Listed entries
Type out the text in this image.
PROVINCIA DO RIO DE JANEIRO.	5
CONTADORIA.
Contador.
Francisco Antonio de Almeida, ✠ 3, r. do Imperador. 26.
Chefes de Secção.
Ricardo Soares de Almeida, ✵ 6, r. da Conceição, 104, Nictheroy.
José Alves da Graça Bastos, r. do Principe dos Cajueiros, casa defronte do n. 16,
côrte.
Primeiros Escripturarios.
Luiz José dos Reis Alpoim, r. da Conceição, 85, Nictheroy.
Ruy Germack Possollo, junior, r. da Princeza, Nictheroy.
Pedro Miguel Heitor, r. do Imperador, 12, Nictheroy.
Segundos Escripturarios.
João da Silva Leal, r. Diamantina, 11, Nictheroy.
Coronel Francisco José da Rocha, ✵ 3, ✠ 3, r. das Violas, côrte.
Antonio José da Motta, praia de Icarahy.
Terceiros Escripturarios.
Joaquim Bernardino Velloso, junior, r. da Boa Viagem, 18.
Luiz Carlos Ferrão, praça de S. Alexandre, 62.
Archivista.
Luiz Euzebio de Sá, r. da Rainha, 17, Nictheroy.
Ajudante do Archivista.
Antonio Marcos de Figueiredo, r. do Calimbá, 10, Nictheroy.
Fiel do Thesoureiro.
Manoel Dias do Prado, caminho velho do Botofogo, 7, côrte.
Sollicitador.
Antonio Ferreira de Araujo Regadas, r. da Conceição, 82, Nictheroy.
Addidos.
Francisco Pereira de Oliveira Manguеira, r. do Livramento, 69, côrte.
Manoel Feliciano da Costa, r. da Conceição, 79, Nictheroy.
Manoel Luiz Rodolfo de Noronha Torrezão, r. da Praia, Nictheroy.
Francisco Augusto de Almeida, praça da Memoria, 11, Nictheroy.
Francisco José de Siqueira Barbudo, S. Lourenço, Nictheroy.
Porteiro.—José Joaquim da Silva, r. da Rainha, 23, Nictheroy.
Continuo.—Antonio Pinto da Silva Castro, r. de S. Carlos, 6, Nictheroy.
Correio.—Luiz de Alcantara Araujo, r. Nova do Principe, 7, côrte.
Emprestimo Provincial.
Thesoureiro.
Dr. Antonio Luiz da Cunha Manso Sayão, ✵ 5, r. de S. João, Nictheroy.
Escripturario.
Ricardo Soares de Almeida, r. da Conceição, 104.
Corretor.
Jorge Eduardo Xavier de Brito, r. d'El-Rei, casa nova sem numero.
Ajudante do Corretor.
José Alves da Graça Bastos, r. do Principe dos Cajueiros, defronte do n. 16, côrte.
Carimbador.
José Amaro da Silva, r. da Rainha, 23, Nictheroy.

Goal of the exercise
From the material above, gather all lines that include the string "casa" and copy them.

Task output
José Alves da Graça Bastos, r. do Principe dos Cajueiros, casa defronte do n. 16,
Jorge Eduardo Xavier de Brito, r. d'El-Rei, casa nova sem numero.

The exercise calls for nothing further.